### Stated problem:
Below are records; reproduce exactly the lines from the one containing "Decode this image" through the end, both included, and only those.

### Material for this task:
* BEGIN *
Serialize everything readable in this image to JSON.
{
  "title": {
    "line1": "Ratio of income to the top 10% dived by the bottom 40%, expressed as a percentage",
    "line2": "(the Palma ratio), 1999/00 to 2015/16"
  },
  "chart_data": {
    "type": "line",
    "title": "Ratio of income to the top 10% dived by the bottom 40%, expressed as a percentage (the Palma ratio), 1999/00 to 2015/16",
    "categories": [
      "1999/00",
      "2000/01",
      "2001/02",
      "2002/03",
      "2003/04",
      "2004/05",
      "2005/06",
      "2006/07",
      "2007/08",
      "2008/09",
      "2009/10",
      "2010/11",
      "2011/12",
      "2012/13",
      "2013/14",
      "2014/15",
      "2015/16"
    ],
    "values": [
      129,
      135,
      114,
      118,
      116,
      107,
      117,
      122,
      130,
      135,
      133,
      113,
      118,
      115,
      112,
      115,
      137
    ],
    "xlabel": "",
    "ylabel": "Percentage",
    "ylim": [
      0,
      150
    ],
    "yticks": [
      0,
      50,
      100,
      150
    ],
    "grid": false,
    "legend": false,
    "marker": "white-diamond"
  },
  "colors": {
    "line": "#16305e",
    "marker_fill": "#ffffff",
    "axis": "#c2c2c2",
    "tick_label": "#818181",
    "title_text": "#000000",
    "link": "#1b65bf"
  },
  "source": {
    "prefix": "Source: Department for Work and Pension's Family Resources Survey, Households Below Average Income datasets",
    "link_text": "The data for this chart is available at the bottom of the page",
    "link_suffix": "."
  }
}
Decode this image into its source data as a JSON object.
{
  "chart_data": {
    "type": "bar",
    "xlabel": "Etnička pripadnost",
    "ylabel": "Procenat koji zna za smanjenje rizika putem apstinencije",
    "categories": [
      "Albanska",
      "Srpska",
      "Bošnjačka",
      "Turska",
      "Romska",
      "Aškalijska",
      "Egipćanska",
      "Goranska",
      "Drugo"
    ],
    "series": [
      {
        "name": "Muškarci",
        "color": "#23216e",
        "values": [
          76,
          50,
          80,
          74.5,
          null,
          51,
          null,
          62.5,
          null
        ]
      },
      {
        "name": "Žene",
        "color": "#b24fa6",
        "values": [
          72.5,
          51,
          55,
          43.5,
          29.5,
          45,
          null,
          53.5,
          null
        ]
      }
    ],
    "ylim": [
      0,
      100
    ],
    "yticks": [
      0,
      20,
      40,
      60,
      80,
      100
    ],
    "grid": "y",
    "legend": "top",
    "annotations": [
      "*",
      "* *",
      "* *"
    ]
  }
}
* END *
### Response to this exercise:
Decode this image into its source data as a JSON object.
{
  "chart_data": {
    "type": "bar",
    "xlabel": "Etnička pripadnost",
    "ylabel": "Procenat koji zna za smanjenje rizika putem apstinencije",
    "categories": [
      "Albanska",
      "Srpska",
      "Bošnjačka",
      "Turska",
      "Romska",
      "Aškalijska",
      "Egipćanska",
      "Goranska",
      "Drugo"
    ],
    "series": [
      {
        "name": "Muškarci",
        "color": "#23216e",
        "values": [
          76,
          50,
          80,
          74.5,
          null,
          51,
          null,
          62.5,
          null
        ]
      },
      {
        "name": "Žene",
        "color": "#b24fa6",
        "values": [
          72.5,
          51,
          55,
          43.5,
          29.5,
          45,
          null,
          53.5,
          null
        ]
      }
    ],
    "ylim": [
      0,
      100
    ],
    "yticks": [
      0,
      20,
      40,
      60,
      80,
      100
    ],
    "grid": "y",
    "legend": "top",
    "annotations": [
      "*",
      "* *",
      "* *"
    ]
  }
}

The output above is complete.